# STATED TASK:
Repeat exactly the lines from the one containing "Read out every word on this page." through the last line of the records below, both included, and nothing else.

# MATERIAL SHOWN:

begin

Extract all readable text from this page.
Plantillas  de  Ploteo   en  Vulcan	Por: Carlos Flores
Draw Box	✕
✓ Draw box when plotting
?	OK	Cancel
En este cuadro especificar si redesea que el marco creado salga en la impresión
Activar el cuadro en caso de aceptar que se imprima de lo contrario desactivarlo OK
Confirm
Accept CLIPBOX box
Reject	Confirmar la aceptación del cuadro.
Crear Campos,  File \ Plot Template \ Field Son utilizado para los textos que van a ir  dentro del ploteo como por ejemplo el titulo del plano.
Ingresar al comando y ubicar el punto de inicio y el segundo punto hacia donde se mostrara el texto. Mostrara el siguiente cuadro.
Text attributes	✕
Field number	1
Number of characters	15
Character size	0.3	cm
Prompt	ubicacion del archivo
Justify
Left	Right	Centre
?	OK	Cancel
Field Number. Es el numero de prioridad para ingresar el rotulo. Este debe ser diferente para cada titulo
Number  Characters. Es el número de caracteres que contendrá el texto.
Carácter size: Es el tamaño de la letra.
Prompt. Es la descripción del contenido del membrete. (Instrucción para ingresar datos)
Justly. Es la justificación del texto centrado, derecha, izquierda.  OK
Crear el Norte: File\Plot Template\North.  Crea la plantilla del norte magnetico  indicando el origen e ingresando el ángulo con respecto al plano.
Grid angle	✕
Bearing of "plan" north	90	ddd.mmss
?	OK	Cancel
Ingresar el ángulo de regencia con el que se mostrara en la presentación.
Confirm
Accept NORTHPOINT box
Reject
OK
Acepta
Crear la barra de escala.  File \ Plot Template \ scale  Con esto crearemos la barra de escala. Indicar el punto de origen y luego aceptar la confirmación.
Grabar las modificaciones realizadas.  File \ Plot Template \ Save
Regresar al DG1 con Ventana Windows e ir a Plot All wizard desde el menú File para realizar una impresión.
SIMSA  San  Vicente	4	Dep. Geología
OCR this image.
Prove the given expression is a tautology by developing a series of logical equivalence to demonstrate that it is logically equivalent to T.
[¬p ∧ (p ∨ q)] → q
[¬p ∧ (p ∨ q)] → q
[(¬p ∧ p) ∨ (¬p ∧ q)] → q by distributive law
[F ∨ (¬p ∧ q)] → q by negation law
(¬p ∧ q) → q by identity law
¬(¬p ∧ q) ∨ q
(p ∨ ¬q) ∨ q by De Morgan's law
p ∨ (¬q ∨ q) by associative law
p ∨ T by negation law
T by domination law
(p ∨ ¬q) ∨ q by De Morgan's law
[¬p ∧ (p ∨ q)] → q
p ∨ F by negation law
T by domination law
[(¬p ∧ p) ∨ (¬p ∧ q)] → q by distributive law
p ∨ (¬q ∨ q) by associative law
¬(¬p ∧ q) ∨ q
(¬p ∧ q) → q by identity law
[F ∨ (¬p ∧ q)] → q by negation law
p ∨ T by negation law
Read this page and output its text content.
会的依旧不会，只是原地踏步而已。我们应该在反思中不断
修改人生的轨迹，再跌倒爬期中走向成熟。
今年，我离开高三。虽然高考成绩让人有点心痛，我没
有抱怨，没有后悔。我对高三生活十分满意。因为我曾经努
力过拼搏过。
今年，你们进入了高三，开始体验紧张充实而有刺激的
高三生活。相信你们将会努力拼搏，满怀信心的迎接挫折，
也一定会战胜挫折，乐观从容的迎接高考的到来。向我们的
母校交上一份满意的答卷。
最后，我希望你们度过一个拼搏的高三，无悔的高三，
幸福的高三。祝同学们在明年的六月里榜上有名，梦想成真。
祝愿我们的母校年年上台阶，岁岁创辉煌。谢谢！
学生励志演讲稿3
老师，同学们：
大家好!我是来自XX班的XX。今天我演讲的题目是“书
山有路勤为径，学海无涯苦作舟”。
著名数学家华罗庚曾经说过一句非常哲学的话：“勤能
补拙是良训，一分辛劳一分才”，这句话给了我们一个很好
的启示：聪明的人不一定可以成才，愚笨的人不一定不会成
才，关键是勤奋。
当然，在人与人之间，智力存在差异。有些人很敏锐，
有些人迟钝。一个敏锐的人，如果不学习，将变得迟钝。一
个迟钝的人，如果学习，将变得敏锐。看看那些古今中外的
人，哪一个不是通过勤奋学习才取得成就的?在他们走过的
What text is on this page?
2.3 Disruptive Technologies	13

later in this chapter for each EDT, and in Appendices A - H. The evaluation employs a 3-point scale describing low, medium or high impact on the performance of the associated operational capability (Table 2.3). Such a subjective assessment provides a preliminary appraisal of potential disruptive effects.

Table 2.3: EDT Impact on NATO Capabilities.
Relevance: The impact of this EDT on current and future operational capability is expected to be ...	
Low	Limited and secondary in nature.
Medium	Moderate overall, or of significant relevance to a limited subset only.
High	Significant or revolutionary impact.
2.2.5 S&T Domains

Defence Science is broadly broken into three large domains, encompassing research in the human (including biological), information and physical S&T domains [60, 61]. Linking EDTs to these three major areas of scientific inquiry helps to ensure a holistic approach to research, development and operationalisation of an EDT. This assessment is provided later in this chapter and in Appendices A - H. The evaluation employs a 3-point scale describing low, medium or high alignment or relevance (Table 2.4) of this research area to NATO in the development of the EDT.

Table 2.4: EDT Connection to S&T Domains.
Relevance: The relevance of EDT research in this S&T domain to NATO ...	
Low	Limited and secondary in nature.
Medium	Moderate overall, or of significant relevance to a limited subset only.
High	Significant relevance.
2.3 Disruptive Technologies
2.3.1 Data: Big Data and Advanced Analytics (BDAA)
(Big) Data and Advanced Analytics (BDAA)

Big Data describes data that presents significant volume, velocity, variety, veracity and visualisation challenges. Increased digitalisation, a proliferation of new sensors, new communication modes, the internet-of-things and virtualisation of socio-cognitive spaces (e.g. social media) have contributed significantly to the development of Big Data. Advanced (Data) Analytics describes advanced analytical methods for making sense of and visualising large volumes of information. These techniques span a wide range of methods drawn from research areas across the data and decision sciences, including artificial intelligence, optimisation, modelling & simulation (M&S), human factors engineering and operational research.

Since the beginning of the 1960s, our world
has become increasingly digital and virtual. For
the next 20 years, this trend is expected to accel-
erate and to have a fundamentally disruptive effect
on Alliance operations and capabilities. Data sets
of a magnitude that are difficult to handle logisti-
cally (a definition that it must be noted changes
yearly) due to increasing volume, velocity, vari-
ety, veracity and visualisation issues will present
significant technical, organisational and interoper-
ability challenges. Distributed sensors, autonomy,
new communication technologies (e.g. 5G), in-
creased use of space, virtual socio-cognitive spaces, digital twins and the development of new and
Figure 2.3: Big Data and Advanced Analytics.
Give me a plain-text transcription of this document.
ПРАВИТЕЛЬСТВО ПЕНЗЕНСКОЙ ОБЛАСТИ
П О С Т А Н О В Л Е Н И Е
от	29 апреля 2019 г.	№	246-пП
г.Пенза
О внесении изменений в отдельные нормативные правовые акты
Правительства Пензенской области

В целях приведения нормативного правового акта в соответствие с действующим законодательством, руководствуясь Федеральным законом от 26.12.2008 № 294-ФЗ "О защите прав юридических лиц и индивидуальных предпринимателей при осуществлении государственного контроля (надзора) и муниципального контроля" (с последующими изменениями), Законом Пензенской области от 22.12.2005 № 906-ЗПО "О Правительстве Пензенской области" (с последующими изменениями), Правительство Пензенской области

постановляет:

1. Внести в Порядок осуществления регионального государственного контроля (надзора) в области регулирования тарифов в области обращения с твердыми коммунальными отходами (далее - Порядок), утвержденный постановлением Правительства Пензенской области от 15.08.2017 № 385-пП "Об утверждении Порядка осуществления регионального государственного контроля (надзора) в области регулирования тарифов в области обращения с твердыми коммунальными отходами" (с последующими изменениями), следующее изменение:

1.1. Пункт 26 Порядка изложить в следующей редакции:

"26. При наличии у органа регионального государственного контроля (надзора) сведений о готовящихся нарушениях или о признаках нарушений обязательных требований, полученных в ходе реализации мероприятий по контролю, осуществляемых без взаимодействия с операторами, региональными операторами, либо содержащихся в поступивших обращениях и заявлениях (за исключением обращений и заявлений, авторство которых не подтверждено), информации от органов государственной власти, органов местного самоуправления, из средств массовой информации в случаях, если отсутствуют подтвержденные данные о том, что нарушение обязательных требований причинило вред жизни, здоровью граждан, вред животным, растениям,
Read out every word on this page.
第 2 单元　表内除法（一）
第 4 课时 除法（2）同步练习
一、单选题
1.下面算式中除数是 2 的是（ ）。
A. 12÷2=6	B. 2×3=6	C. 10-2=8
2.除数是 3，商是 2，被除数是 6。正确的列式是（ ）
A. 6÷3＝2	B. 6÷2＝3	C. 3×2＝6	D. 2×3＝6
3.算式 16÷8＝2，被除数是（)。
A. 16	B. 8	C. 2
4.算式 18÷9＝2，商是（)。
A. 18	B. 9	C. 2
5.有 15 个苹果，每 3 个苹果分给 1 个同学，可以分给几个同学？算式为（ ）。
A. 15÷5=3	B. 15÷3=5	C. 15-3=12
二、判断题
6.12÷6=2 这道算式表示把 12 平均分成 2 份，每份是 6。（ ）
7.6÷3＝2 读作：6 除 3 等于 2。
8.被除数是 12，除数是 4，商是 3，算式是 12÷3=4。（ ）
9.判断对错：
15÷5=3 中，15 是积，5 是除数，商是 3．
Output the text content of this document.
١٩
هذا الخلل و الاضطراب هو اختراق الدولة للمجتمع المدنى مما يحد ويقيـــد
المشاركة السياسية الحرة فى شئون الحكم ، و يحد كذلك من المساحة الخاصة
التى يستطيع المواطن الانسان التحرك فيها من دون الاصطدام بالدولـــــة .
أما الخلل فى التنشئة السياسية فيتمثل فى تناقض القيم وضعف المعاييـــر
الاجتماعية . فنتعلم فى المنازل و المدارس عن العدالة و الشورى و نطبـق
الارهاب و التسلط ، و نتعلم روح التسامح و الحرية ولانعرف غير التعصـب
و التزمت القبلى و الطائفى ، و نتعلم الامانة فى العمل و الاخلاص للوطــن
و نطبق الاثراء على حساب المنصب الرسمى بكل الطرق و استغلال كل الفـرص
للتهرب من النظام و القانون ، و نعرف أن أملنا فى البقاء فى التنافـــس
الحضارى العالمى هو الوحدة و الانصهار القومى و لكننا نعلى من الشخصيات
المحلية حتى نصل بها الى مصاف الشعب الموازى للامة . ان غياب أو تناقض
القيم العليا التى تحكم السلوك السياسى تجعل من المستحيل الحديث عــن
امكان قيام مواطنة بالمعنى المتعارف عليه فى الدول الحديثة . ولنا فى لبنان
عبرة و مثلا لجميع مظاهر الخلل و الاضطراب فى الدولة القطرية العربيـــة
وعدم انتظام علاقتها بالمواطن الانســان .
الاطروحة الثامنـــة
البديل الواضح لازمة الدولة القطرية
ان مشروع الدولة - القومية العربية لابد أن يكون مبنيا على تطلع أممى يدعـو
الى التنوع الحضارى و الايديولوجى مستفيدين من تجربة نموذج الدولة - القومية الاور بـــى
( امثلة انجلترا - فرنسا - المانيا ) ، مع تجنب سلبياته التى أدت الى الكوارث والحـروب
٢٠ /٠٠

end

# FULL OUTPUT:
Read out every word on this page.
第 2 单元　表内除法（一）
第 4 课时 除法（2）同步练习
一、单选题
1.下面算式中除数是 2 的是（ ）。
A. 12÷2=6	B. 2×3=6	C. 10-2=8
2.除数是 3，商是 2，被除数是 6。正确的列式是（ ）
A. 6÷3＝2	B. 6÷2＝3	C. 3×2＝6	D. 2×3＝6
3.算式 16÷8＝2，被除数是（)。
A. 16	B. 8	C. 2
4.算式 18÷9＝2，商是（)。
A. 18	B. 9	C. 2
5.有 15 个苹果，每 3 个苹果分给 1 个同学，可以分给几个同学？算式为（ ）。
A. 15÷5=3	B. 15÷3=5	C. 15-3=12
二、判断题
6.12÷6=2 这道算式表示把 12 平均分成 2 份，每份是 6。（ ）
7.6÷3＝2 读作：6 除 3 等于 2。
8.被除数是 12，除数是 4，商是 3，算式是 12÷3=4。（ ）
9.判断对错：
15÷5=3 中，15 是积，5 是除数，商是 3．
Output the text content of this document.
١٩
هذا الخلل و الاضطراب هو اختراق الدولة للمجتمع المدنى مما يحد ويقيـــد
المشاركة السياسية الحرة فى شئون الحكم ، و يحد كذلك من المساحة الخاصة
التى يستطيع المواطن الانسان التحرك فيها من دون الاصطدام بالدولـــــة .
أما الخلل فى التنشئة السياسية فيتمثل فى تناقض القيم وضعف المعاييـــر
الاجتماعية . فنتعلم فى المنازل و المدارس عن العدالة و الشورى و نطبـق
الارهاب و التسلط ، و نتعلم روح التسامح و الحرية ولانعرف غير التعصـب
و التزمت القبلى و الطائفى ، و نتعلم الامانة فى العمل و الاخلاص للوطــن
و نطبق الاثراء على حساب المنصب الرسمى بكل الطرق و استغلال كل الفـرص
للتهرب من النظام و القانون ، و نعرف أن أملنا فى البقاء فى التنافـــس
الحضارى العالمى هو الوحدة و الانصهار القومى و لكننا نعلى من الشخصيات
المحلية حتى نصل بها الى مصاف الشعب الموازى للامة . ان غياب أو تناقض
القيم العليا التى تحكم السلوك السياسى تجعل من المستحيل الحديث عــن
امكان قيام مواطنة بالمعنى المتعارف عليه فى الدول الحديثة . ولنا فى لبنان
عبرة و مثلا لجميع مظاهر الخلل و الاضطراب فى الدولة القطرية العربيـــة
وعدم انتظام علاقتها بالمواطن الانســان .
الاطروحة الثامنـــة
البديل الواضح لازمة الدولة القطرية
ان مشروع الدولة - القومية العربية لابد أن يكون مبنيا على تطلع أممى يدعـو
الى التنوع الحضارى و الايديولوجى مستفيدين من تجربة نموذج الدولة - القومية الاور بـــى
( امثلة انجلترا - فرنسا - المانيا ) ، مع تجنب سلبياته التى أدت الى الكوارث والحـروب
٢٠ /٠٠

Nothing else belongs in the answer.